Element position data
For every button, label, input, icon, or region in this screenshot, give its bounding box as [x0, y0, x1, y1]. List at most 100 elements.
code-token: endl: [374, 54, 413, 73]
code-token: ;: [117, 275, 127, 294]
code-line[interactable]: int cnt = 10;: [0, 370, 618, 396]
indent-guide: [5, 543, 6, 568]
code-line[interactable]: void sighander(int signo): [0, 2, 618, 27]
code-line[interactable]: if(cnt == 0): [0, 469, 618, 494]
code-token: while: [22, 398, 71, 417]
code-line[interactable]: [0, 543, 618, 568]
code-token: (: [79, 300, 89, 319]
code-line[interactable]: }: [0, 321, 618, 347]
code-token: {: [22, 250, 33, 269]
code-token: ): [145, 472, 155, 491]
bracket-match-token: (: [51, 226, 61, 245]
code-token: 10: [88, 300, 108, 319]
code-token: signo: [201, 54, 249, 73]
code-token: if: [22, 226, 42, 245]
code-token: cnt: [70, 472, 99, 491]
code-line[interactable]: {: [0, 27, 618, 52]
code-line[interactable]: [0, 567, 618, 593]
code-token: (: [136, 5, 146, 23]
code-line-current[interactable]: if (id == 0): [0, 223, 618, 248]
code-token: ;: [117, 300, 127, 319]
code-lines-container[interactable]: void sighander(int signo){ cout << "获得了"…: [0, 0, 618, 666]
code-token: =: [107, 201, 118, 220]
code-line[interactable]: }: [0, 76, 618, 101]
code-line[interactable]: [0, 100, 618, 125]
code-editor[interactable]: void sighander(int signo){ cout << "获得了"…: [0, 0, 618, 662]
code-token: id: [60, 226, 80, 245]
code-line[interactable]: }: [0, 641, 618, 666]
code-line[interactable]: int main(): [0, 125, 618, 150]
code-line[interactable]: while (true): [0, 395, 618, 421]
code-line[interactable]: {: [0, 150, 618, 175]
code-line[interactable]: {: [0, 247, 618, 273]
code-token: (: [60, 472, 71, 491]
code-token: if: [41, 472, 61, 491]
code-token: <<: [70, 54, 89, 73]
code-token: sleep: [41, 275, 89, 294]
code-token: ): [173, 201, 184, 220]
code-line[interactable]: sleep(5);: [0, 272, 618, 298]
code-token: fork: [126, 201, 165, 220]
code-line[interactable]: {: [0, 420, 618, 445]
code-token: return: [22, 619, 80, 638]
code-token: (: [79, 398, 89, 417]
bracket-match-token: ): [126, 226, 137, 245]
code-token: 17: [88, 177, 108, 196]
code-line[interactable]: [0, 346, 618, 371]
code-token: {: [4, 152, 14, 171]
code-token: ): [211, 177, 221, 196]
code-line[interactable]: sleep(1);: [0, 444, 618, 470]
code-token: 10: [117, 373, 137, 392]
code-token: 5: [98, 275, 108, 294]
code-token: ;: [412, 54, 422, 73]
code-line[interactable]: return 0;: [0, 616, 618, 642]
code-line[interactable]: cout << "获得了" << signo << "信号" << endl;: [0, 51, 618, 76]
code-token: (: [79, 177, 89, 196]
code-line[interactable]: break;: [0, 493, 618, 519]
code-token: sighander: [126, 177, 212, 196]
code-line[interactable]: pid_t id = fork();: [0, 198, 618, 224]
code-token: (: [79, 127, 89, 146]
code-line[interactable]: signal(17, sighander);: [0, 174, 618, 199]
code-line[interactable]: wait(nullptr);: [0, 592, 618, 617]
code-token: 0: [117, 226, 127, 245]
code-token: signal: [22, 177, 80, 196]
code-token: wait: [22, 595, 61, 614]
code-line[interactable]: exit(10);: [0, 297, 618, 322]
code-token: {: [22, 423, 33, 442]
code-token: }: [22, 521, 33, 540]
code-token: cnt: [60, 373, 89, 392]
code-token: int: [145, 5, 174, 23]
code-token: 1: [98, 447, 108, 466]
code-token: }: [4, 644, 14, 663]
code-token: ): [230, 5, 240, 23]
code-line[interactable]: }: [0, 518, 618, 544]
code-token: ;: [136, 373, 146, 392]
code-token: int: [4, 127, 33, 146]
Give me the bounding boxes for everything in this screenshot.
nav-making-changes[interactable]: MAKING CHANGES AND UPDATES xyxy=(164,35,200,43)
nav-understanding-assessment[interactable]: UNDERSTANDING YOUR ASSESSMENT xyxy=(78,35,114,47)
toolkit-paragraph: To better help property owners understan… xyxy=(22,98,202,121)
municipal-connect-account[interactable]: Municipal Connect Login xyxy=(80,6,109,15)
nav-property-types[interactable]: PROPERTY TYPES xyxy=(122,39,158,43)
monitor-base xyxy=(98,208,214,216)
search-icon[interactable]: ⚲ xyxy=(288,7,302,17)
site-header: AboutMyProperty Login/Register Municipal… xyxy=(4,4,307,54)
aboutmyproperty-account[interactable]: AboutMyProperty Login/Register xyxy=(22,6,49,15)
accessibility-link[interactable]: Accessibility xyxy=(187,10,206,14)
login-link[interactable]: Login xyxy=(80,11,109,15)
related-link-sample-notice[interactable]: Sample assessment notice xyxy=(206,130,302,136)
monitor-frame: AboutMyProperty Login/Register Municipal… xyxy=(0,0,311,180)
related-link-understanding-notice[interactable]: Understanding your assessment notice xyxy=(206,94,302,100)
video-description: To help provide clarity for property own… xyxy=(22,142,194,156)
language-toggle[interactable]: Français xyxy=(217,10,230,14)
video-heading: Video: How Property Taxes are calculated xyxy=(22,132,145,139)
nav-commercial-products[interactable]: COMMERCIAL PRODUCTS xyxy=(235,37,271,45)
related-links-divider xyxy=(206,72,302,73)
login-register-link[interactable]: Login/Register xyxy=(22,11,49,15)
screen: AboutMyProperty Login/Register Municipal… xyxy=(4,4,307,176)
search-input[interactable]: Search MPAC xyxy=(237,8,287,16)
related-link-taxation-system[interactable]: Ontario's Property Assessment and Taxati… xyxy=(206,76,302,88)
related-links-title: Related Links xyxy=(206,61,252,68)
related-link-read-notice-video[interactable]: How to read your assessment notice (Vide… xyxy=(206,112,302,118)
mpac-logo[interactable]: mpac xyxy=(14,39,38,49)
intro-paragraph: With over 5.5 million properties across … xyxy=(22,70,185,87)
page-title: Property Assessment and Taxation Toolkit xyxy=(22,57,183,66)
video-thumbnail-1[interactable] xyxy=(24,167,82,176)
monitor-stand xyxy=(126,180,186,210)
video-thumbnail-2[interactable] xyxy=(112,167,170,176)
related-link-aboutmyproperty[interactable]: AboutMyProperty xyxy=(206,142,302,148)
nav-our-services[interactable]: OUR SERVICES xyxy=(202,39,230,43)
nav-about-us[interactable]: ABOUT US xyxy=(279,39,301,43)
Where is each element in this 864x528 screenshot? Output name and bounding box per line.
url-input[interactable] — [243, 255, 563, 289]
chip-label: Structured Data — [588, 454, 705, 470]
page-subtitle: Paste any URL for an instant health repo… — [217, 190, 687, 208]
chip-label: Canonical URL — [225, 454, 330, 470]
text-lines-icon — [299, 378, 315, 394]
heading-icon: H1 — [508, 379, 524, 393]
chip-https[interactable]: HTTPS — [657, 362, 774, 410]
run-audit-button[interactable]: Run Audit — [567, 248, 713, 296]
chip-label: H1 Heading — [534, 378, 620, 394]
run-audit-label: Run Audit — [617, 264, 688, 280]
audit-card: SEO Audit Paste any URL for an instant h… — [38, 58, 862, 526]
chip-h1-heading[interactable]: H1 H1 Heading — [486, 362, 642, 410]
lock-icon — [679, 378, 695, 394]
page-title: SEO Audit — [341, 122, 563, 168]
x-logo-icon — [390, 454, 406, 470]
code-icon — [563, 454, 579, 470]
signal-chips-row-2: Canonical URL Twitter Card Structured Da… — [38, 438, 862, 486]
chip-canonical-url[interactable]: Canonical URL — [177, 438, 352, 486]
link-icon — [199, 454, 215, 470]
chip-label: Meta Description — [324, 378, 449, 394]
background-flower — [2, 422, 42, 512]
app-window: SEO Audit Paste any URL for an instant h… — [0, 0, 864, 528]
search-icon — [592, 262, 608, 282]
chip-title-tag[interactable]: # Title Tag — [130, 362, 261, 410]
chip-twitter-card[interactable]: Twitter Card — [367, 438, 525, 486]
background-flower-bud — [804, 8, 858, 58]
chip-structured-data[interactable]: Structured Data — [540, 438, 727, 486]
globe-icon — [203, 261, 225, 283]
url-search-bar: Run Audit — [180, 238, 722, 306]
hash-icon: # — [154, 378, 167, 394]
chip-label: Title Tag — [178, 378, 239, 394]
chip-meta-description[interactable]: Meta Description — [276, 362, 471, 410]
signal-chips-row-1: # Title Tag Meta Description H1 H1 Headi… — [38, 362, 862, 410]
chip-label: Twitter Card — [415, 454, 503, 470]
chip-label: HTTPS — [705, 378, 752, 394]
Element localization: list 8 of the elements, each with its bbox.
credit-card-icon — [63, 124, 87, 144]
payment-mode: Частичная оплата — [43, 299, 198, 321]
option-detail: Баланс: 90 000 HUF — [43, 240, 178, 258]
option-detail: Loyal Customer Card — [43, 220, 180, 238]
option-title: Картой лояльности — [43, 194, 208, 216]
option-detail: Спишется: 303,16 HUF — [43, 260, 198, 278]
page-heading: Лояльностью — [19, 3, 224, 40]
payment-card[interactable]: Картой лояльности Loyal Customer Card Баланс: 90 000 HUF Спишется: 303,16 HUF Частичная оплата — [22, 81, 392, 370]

Prompt: Format the rows from the first line through the line containing "code-token: while: [22, 398, 71, 417]" as a Markdown table with the columns "Number" and "Line", omitting any blank lines.

Answer for the task:
| Number | Line |
|---|---|
| 1 | For every button, label, input, icon, or region in this screenshot, give its bounding box as [x0, y0, x1, y1]. List at most 100 elements. |
| 2 | code-token: endl: [374, 54, 413, 73] |
| 3 | code-token: ;: [117, 275, 127, 294] |
| 4 | code-line[interactable]: int cnt = 10;: [0, 370, 618, 396] |
| 5 | indent-guide: [5, 543, 6, 568] |
| 6 | code-line[interactable]: void sighander(int signo): [0, 2, 618, 27] |
| 7 | code-line[interactable]: if(cnt == 0): [0, 469, 618, 494] |
| 8 | code-token: while: [22, 398, 71, 417] |